The cost of living is probably a bit more out here than in Mass but there's 10,000 LAPD, almost that same number LASD, and all the other local PDs who all live in this area and we all make it just fine.

If you're interested, feel free to PM me your phone number and I'll give you a call. You can ask all the questions you want then.

Good luck.


----------



## Guest (Feb 9, 2013)

LA Copper said:


> There's someone on this site in the hiring process with us now. He could give you some insight. We have a process where you'd have to come out about three times to complete the testing. Unlike Mass with the Civil Service test, our testing process is given on a weekly basis.


I don't know if it's still done, but LAPD would test on Saturday and LASD on Sunday (or the reverse) so out-of-staters can test for both agencies in one weekend.


----------



## LA Copper (Feb 11, 2005)

Delta784 said:


> I don't know if it's still done, but LAPD would test on Saturday and LASD on Sunday (or the reverse) so out-of-staters can test for both agencies in one weekend.


Can't speak for LASD but we give the written test six days a week someplace in the city.


----------



## Macop (May 2, 2002)

PG1911 said:


> Don't come to Connecticut. CT is almost as hard, if not just as hard, a place to get into LE as Mass. It's the same deal here when applying to departments: 1000 applicants for 2 positions, and most likely those positions are already spoken for. They'll take $100 for application, have you take the test, then you'll hear through the grapevine that hiringl which had been funded by federal grants, has been cancelled and thanks for the free $100. We'll put it in the general fund. The state is horribly run and it will be an out of the frying pan and into the fire routine coming from MA. Our current governor has absolutely no love for law enforcement whatsoever. Plus, the state is boring as hell. At least Mass has Boston, Cape Cod, the North Shore, and other places to actually do stuff. CT has a couple blocks of tourist attractions in New Haven, Mystic Aquarium, and that's it. Everything costs more than in Mass I've noticed as well. I can't wait to leave this hellhole.
> 
> If I were you, if you're willing to move, I'd apply outside of the northeast. Go to Tennessee, Florida, Texas, or somewhere where there's still a modicum of common sense left. Forget about Connecticut as it will probably bring you the same heartbreak and frustration as Mass, if not worse.


I go to CT quite often, it has its cape cod type areas, id say its nicer than Mass. As far as being harder to get on, hey if its worth it then so be it. This should not be easy job to get on. At least Ct has MUCH better pay on average and retirement. Come to Mass if its so bad, im sure you'll love the 32 years at 55 years old. Forget your 20/25 years at any age, that must be tough!


----------



## Guest (Feb 10, 2013)

Macop said:


> I go to CT quite often, it has its cape cod type areas, id say its nicer than Mass. As far as being harder to get on, hey if its worth it then so be it. This should not be easy job to get on. At least Ct has MUCH better pay on average and retirement. Come to Mass if its so bad, im sure you'll love the 32 years at 55 years old. Forget your 20/25 years at any age, that must be tough!


In MA, you vest at 15 years, 10 years if you're a veteran. I could walk out the door right now at about 51%.

> _What is needed_:
Please continue the forum thread on police hiring from the point where it stops. These entries aren't needed here.

[Spatial layout data]
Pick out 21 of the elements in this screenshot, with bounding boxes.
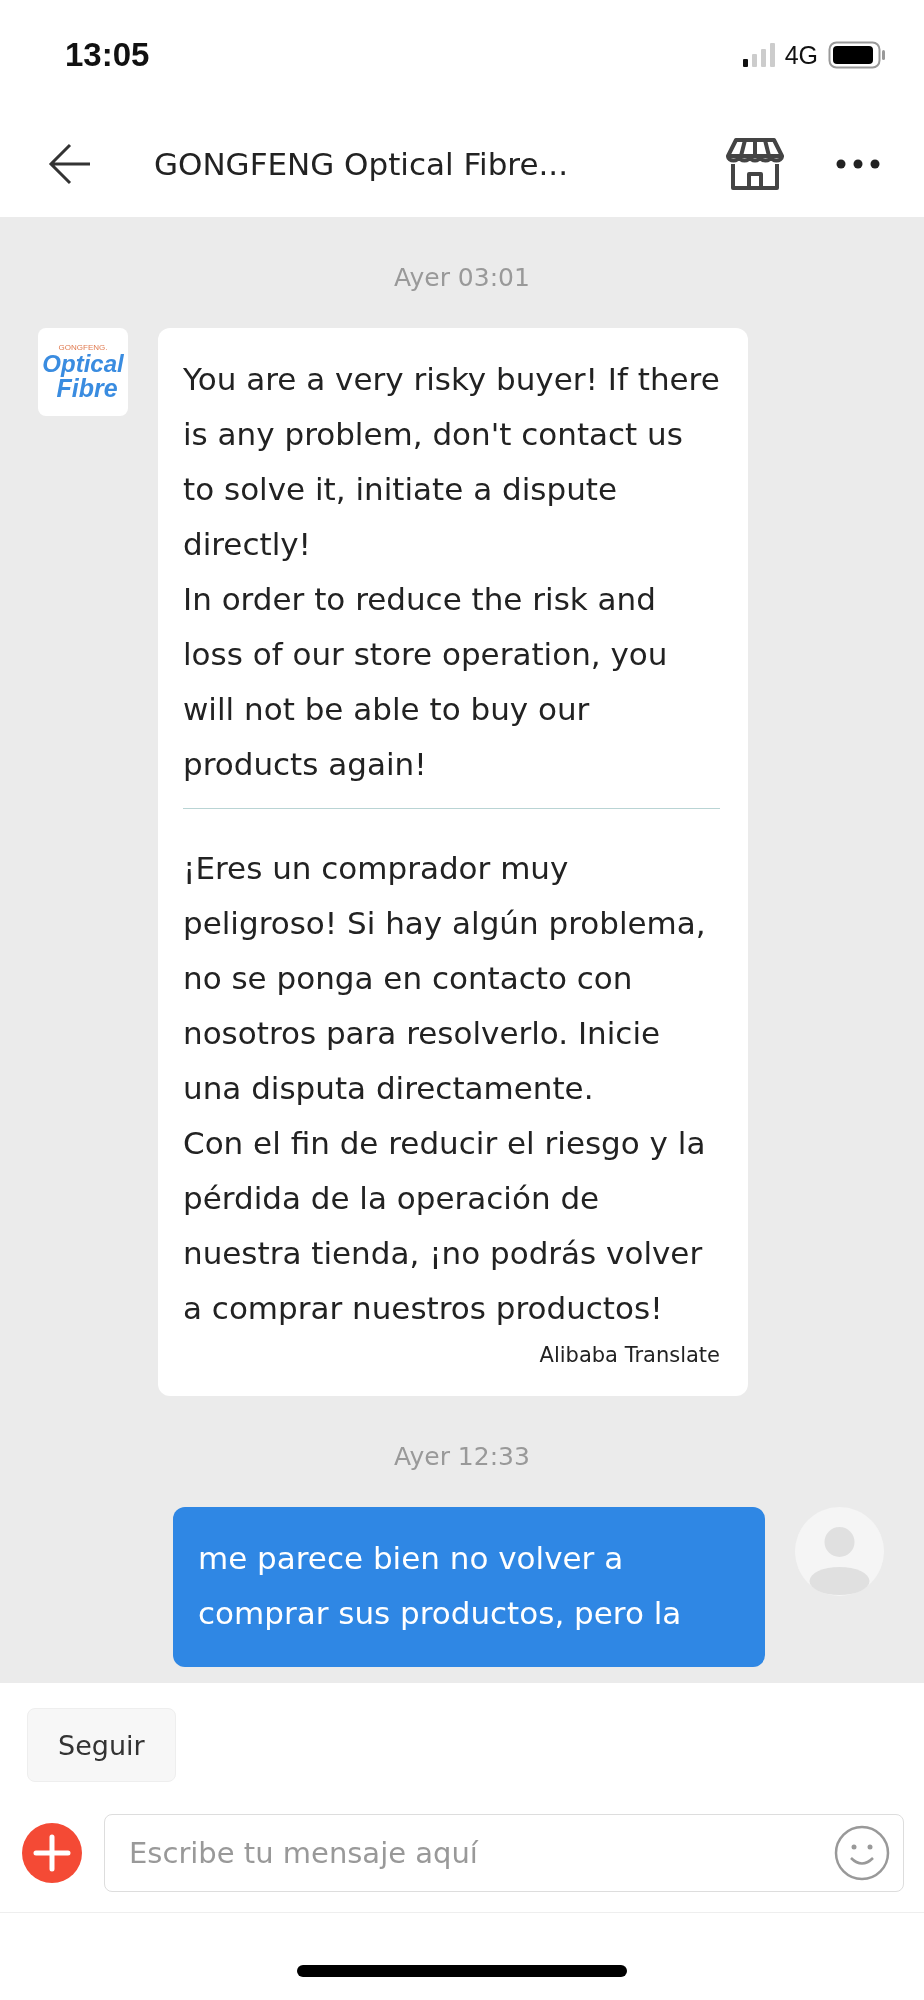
store-icon[interactable] xyxy=(726,136,784,191)
message-text: me parece bien no volver a comprar sus productos, pero la xyxy=(198,1539,683,1633)
translated-text: Con el fin de reducir el riesgo y la pérdida de la operación de nuestra tienda, ¡no podrás volver a comprar nuestros productos! xyxy=(183,1124,707,1328)
emoji-icon[interactable] xyxy=(834,1825,890,1881)
translated-text: ¡Eres un comprador muy peligroso! Si hay algún problema, no se ponga en contacto con nosotros para resolverlo. Inicie una disputa directamente. xyxy=(183,849,707,1108)
message-timestamp: Ayer 12:33 xyxy=(393,1441,531,1473)
status-time: 13:05 xyxy=(65,36,150,74)
battery-icon xyxy=(828,41,886,69)
shop-avatar: GONGFENG. Optical Fibre xyxy=(38,328,128,416)
quick-reply-button[interactable]: Seguir xyxy=(27,1708,176,1782)
message-input[interactable]: Escribe tu mensaje aquí xyxy=(104,1814,904,1892)
signal-icon xyxy=(742,43,775,67)
chat-title: GONGFENG Optical Fibre... xyxy=(154,145,570,182)
message-text: In order to reduce the risk and loss of our store operation, you will not be able to buy our products again! xyxy=(183,580,669,784)
add-icon[interactable] xyxy=(22,1823,82,1883)
network-label: 4G xyxy=(784,40,818,70)
back-icon[interactable] xyxy=(48,141,92,186)
message-text: You are a very risky buyer! If there is any problem, don't contact us to solve it, initiate a dispute directly! xyxy=(183,360,720,564)
message-timestamp: Ayer 03:01 xyxy=(393,262,531,294)
translation-credit: Alibaba Translate xyxy=(538,1342,720,1369)
more-icon[interactable] xyxy=(836,158,880,169)
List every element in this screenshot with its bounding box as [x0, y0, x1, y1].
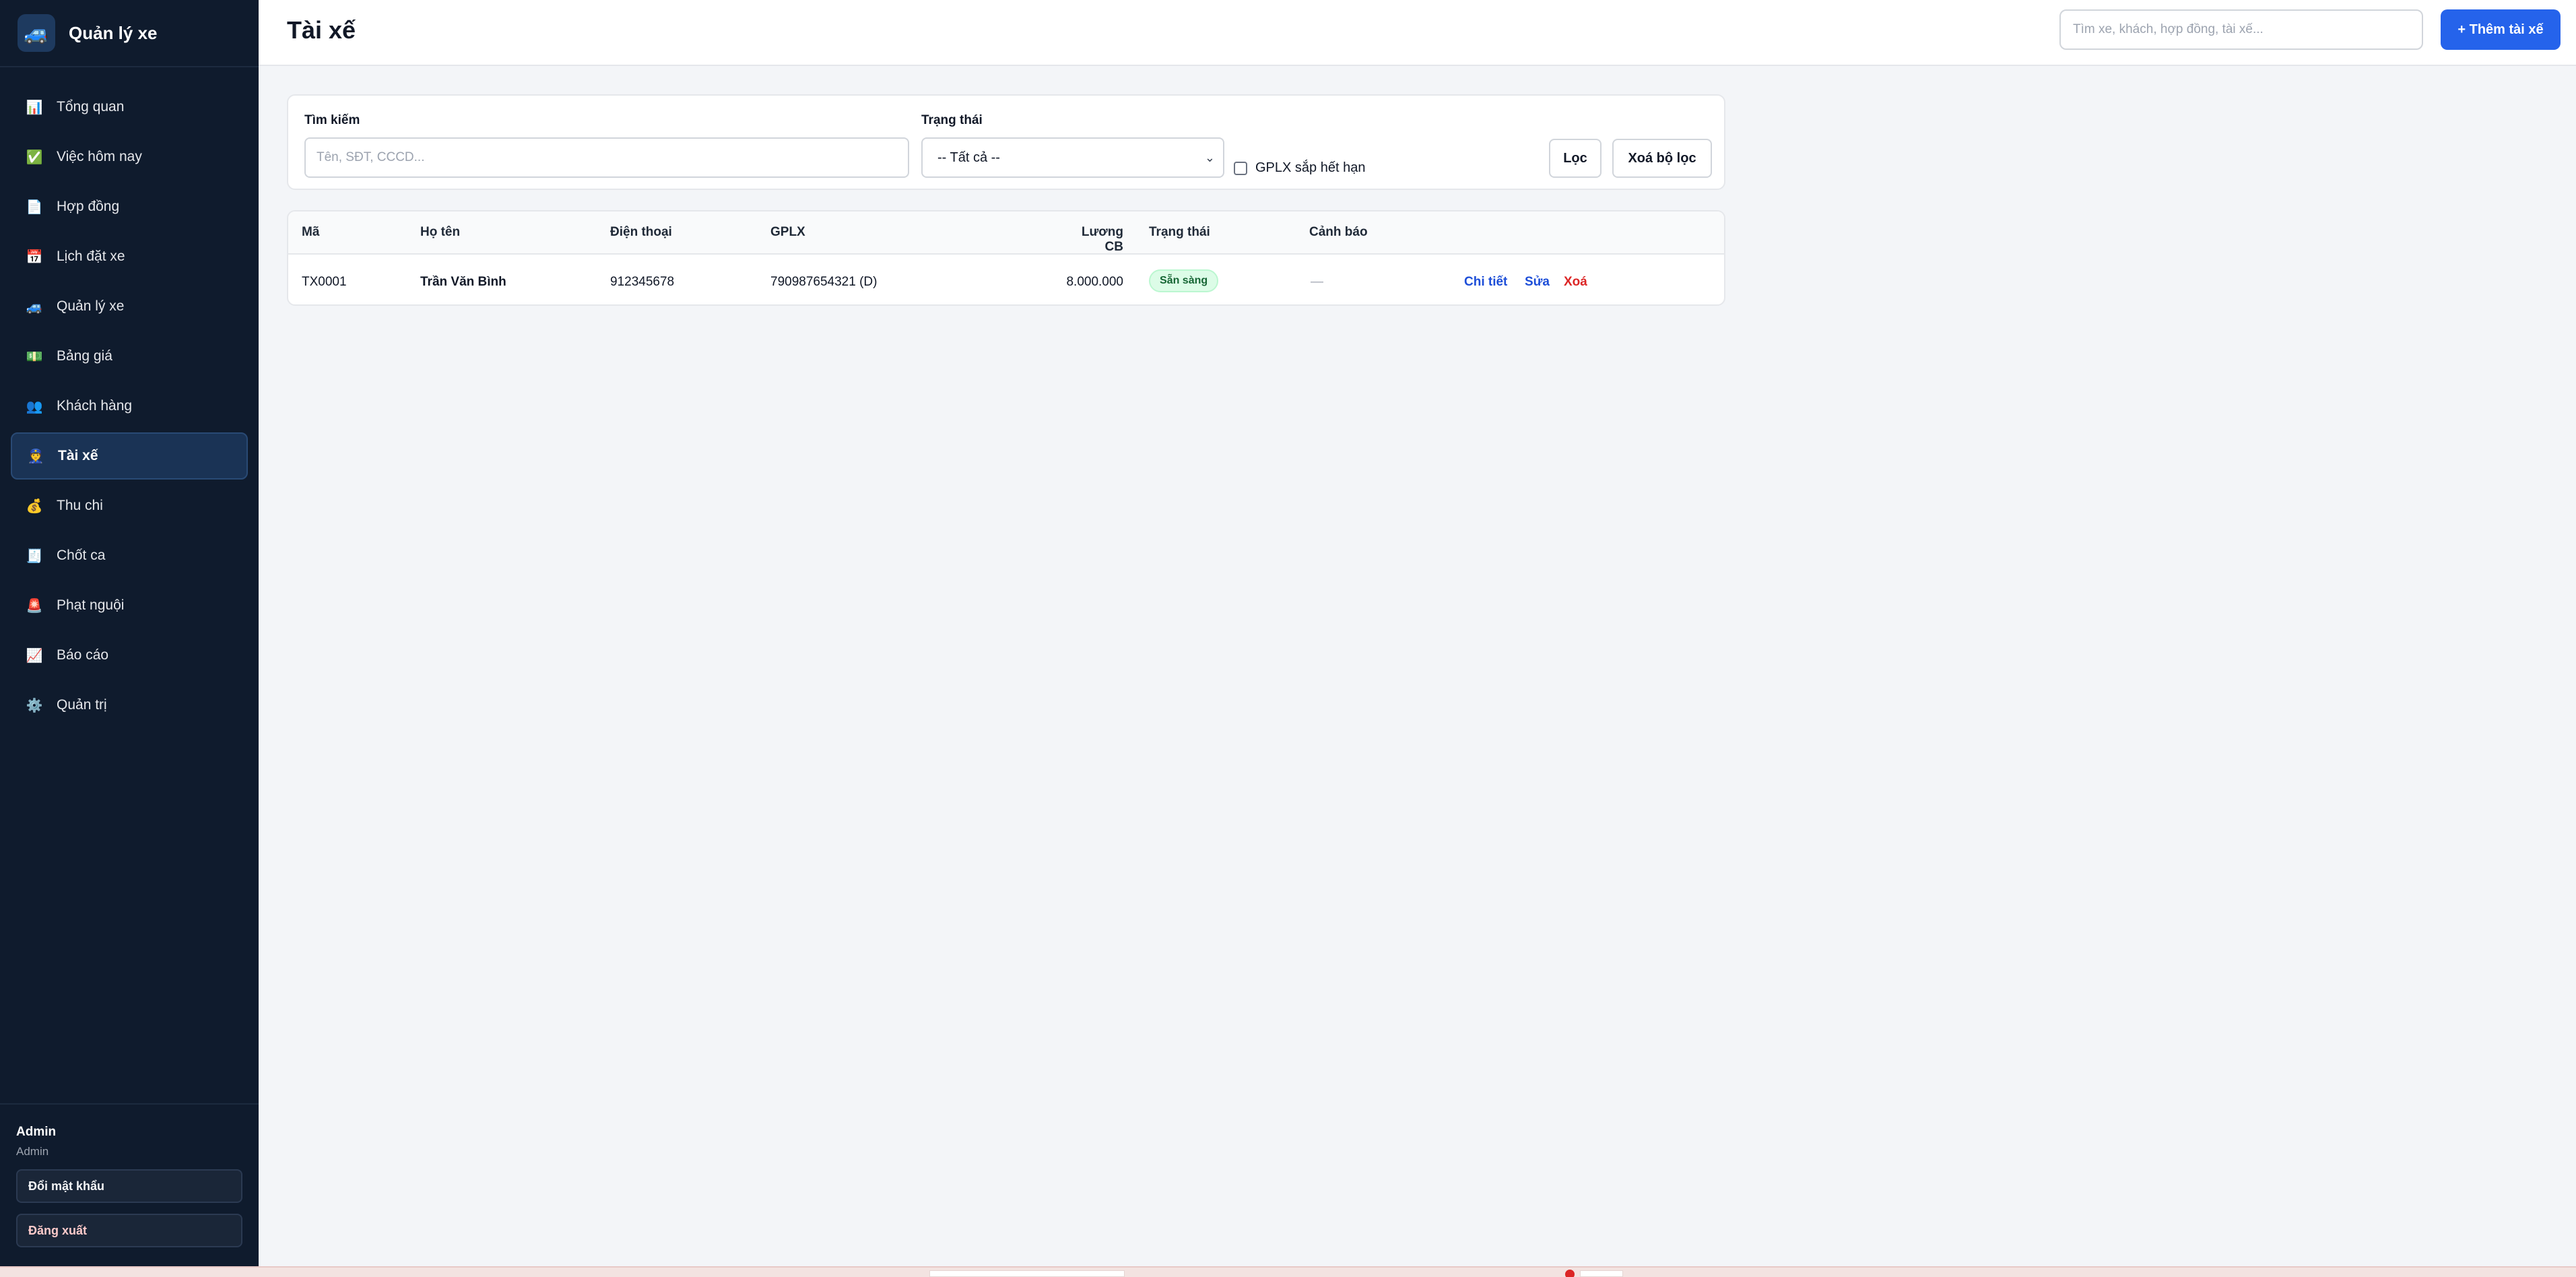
driver-code: TX0001 — [302, 275, 347, 289]
sidebar-item-quan-tri[interactable]: ⚙️ Quản trị — [11, 682, 248, 729]
change-password-button[interactable]: Đổi mật khẩu — [16, 1169, 242, 1203]
sidebar-item-label: Khách hàng — [57, 398, 133, 414]
money-icon: 💵 — [26, 349, 43, 364]
status-label: Trạng thái — [921, 113, 983, 127]
column-header-phone: Điện thoại — [610, 225, 672, 239]
status-select-value: -- Tất cả -- — [937, 150, 1000, 165]
sidebar-item-thu-chi[interactable]: 💰 Thu chi — [11, 482, 248, 529]
driver-phone: 912345678 — [610, 275, 675, 289]
logout-button[interactable]: Đăng xuất — [16, 1214, 242, 1247]
status-badge: Sẵn sàng — [1149, 269, 1219, 292]
sidebar-item-label: Chốt ca — [57, 548, 106, 563]
column-header-salary: Lương CB — [1081, 225, 1123, 254]
car-icon: 🚙 — [26, 299, 43, 315]
sidebar-item-label: Việc hôm nay — [57, 149, 142, 164]
receipt-icon: 🧾 — [26, 548, 43, 564]
edit-link[interactable]: Sửa — [1525, 275, 1550, 290]
sidebar-item-viec-hom-nay[interactable]: ✅ Việc hôm nay — [11, 133, 248, 181]
sidebar: 🚙 Quản lý xe 📊 Tổng quan ✅ Việc hôm nay … — [0, 0, 259, 1266]
brand[interactable]: 🚙 Quản lý xe — [0, 0, 259, 67]
license-expiring-filter[interactable]: GPLX sắp hết hạn — [1234, 160, 1365, 176]
driver-name: Trần Văn Bình — [420, 275, 506, 289]
sidebar-item-tai-xe[interactable]: 👮 Tài xế — [11, 432, 248, 480]
add-driver-button[interactable]: + Thêm tài xế — [2441, 9, 2561, 50]
user-name: Admin — [16, 1125, 57, 1139]
column-header-code: Mã — [302, 225, 320, 239]
license-expiring-label: GPLX sắp hết hạn — [1255, 160, 1366, 175]
app-name: Quản lý xe — [69, 22, 158, 43]
calendar-icon: 📅 — [26, 249, 43, 265]
sidebar-item-tong-quan[interactable]: 📊 Tổng quan — [11, 84, 248, 131]
table-header: Mã Họ tên Điện thoại GPLX Lương CB Trạng… — [288, 211, 1724, 255]
car-logo-icon: 🚙 — [18, 14, 55, 52]
drivers-table: Mã Họ tên Điện thoại GPLX Lương CB Trạng… — [287, 210, 1725, 306]
sidebar-item-label: Quản trị — [57, 697, 107, 713]
strip-segment — [1580, 1270, 1623, 1277]
driver-license: 790987654321 (D) — [770, 275, 878, 289]
sidebar-item-bang-gia[interactable]: 💵 Bảng giá — [11, 333, 248, 380]
sidebar-item-label: Hợp đồng — [57, 199, 120, 214]
sidebar-item-chot-ca[interactable]: 🧾 Chốt ca — [11, 532, 248, 579]
column-header-name: Họ tên — [420, 225, 461, 239]
column-header-warning: Cảnh báo — [1309, 225, 1368, 239]
search-label: Tìm kiếm — [304, 113, 360, 127]
checkmark-icon: ✅ — [26, 150, 43, 165]
global-search-input[interactable] — [2059, 9, 2423, 50]
clear-filter-button[interactable]: Xoá bộ lọc — [1612, 139, 1712, 178]
sidebar-item-label: Bảng giá — [57, 348, 112, 364]
sidebar-nav: 📊 Tổng quan ✅ Việc hôm nay 📄 Hợp đồng 📅 … — [0, 67, 259, 729]
topbar: Tài xế + Thêm tài xế — [259, 0, 2576, 66]
gear-icon: ⚙️ — [26, 698, 43, 713]
sidebar-item-label: Tài xế — [58, 448, 98, 463]
sidebar-item-label: Lịch đặt xe — [57, 249, 125, 264]
delete-link[interactable]: Xoá — [1564, 275, 1587, 290]
chevron-down-icon: ⌄ — [1204, 151, 1215, 164]
filter-button[interactable]: Lọc — [1549, 139, 1601, 178]
column-header-license: GPLX — [770, 225, 805, 239]
driver-warning: — — [1311, 275, 1323, 289]
money-bag-icon: 💰 — [26, 498, 43, 514]
sidebar-item-label: Tổng quan — [57, 99, 125, 114]
status-select[interactable]: -- Tất cả -- ⌄ — [921, 137, 1224, 178]
driver-salary: 8.000.000 — [1066, 275, 1123, 289]
filter-panel: Tìm kiếm Trạng thái -- Tất cả -- ⌄ GPLX … — [287, 94, 1725, 190]
sidebar-item-label: Báo cáo — [57, 647, 109, 663]
column-header-status: Trạng thái — [1149, 225, 1210, 239]
sidebar-item-phat-nguoi[interactable]: 🚨 Phạt nguội — [11, 582, 248, 629]
driver-icon: 👮 — [27, 449, 44, 464]
sidebar-item-bao-cao[interactable]: 📈 Báo cáo — [11, 632, 248, 679]
sidebar-item-label: Phạt nguội — [57, 597, 125, 613]
detail-link[interactable]: Chi tiết — [1464, 275, 1507, 290]
user-role: Admin — [16, 1145, 49, 1158]
sidebar-footer: Admin Admin Đổi mật khẩu Đăng xuất — [0, 1103, 259, 1266]
customers-icon: 👥 — [26, 399, 43, 414]
strip-segment — [929, 1270, 1125, 1277]
sidebar-item-label: Thu chi — [57, 498, 103, 513]
report-icon: 📈 — [26, 648, 43, 663]
notification-dot-icon — [1565, 1270, 1575, 1277]
license-expiring-checkbox[interactable] — [1234, 161, 1247, 175]
sidebar-item-quan-ly-xe[interactable]: 🚙 Quản lý xe — [11, 283, 248, 330]
sidebar-item-hop-dong[interactable]: 📄 Hợp đồng — [11, 183, 248, 230]
sidebar-item-lich-dat-xe[interactable]: 📅 Lịch đặt xe — [11, 233, 248, 280]
document-icon: 📄 — [26, 199, 43, 215]
driver-search-input[interactable] — [304, 137, 909, 178]
sidebar-item-label: Quản lý xe — [57, 298, 125, 314]
sidebar-item-khach-hang[interactable]: 👥 Khách hàng — [11, 383, 248, 430]
chart-icon: 📊 — [26, 100, 43, 115]
bottom-strip — [0, 1266, 2576, 1277]
page-title: Tài xế — [287, 16, 356, 44]
siren-icon: 🚨 — [26, 598, 43, 614]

> _Task result_:
----------



## Guest (Feb 10, 2013)

Delta784 said:


> In MA, you vest at 15 years, 10 years if you're a veteran. I could walk out the door right now at about 51%.


What does it mean to become vested?

How long can you work then leave and roll your money over to another qualifying retirement account?


----------



## Guest (Feb 10, 2013)

GMass said:


> What does it mean to become vested?
> 
> How long can you work then leave and roll your money over to another qualifying retirement account?


Vested means you can retire and collect a pension, versus just leaving and getting your contributions back in a (heavily-taxed) lump sum.

You can roll-over previous contributions at anytime. My wife resigned from the MBTA over 10 years ago, and has kept her contributions in the system, in case she ever goes back once our kids are older.


----------



## Macop (May 2, 2002)

Delta784 said:


> In MA, you vest at 15 years, 10 years if you're a veteran. I could walk out the door right now at about 51%.


I mean for a full retirement. I could walk in 4 years, but I wont get much.


----------



## Guest (Feb 11, 2013)

Macop said:


> I mean for a full retirement. I could walk in 4 years, but I wont get much.


I reach maximum retirement in 7 years, 5 months, and 5 days.

Not that I'm counting, or anything.


----------



## 7costanza (Aug 29, 2006)

Delta784 said:


> I reach maximum retirement in 7 years, 5 months, and 5 days.
> 
> Not that I'm counting, or anything.


And then what?


----------



## Guest (Feb 11, 2013)

7costanza said:


> And then what?


Either a campus gig so my kids can go to college for free or deeply discounted, or something that has absolutely nothing to do with a badge or gun.


----------



## BxDetSgt (Jun 1, 2012)

_


Delta784 said:



Either a campus gig so my kids can go to college for free or deeply discounted, or something that has absolutely nothing to do with a badge or gun.

Click to expand...

_ So you want to be a Fed?


----------



## mdirosa (Dec 19, 2011)

LA Copper said:


> It's a different world out here, too much to explain on here. There's good things and bad things as far as comparing the two locations. The job itself has been excellent but it means leaving family back east, which isn't easy if you're a family person.
> 
> There's someone on this site in the hiring process with us now. He could give you some insight. We have a process where you'd have to come out about three times to complete the testing. Unlike Mass with the Civil Service test, our testing process is given on a weekly basis.
> 
> ...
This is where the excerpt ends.